Data listing:

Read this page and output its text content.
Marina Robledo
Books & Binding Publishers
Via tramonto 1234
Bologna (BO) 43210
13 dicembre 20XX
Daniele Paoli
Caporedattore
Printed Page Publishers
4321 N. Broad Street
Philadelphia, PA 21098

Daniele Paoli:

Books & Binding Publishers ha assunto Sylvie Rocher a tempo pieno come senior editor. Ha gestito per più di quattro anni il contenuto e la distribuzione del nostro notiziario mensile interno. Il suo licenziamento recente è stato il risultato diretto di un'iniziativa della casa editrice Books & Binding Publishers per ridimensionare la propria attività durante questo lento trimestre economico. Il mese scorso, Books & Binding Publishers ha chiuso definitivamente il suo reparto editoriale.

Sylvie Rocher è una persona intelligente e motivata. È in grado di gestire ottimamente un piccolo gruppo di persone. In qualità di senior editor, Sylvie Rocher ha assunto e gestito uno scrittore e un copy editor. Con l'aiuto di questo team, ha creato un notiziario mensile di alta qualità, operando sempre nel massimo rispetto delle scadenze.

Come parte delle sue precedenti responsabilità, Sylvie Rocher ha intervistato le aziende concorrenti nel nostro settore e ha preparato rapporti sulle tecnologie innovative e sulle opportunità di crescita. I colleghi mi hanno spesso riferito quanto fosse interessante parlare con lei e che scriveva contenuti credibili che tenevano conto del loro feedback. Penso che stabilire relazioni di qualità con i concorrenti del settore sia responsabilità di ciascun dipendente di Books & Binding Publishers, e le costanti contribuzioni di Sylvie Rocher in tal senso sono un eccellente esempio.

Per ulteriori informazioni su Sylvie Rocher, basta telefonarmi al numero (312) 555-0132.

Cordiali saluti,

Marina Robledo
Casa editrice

§ EXERCISE AIM
Reproduce all of the entries word for word.

§ SOLVED PROBLEM
Read this page and output its text content.
Marina Robledo
Books & Binding Publishers
Via tramonto 1234
Bologna (BO) 43210
13 dicembre 20XX
Daniele Paoli
Caporedattore
Printed Page Publishers
4321 N. Broad Street
Philadelphia, PA 21098

Daniele Paoli:

Books & Binding Publishers ha assunto Sylvie Rocher a tempo pieno come senior editor. Ha gestito per più di quattro anni il contenuto e la distribuzione del nostro notiziario mensile interno. Il suo licenziamento recente è stato il risultato diretto di un'iniziativa della casa editrice Books & Binding Publishers per ridimensionare la propria attività durante questo lento trimestre economico. Il mese scorso, Books & Binding Publishers ha chiuso definitivamente il suo reparto editoriale.

Sylvie Rocher è una persona intelligente e motivata. È in grado di gestire ottimamente un piccolo gruppo di persone. In qualità di senior editor, Sylvie Rocher ha assunto e gestito uno scrittore e un copy editor. Con l'aiuto di questo team, ha creato un notiziario mensile di alta qualità, operando sempre nel massimo rispetto delle scadenze.

Come parte delle sue precedenti responsabilità, Sylvie Rocher ha intervistato le aziende concorrenti nel nostro settore e ha preparato rapporti sulle tecnologie innovative e sulle opportunità di crescita. I colleghi mi hanno spesso riferito quanto fosse interessante parlare con lei e che scriveva contenuti credibili che tenevano conto del loro feedback. Penso che stabilire relazioni di qualità con i concorrenti del settore sia responsabilità di ciascun dipendente di Books & Binding Publishers, e le costanti contribuzioni di Sylvie Rocher in tal senso sono un eccellente esempio.

Per ulteriori informazioni su Sylvie Rocher, basta telefonarmi al numero (312) 555-0132.

Cordiali saluti,

Marina Robledo
Casa editrice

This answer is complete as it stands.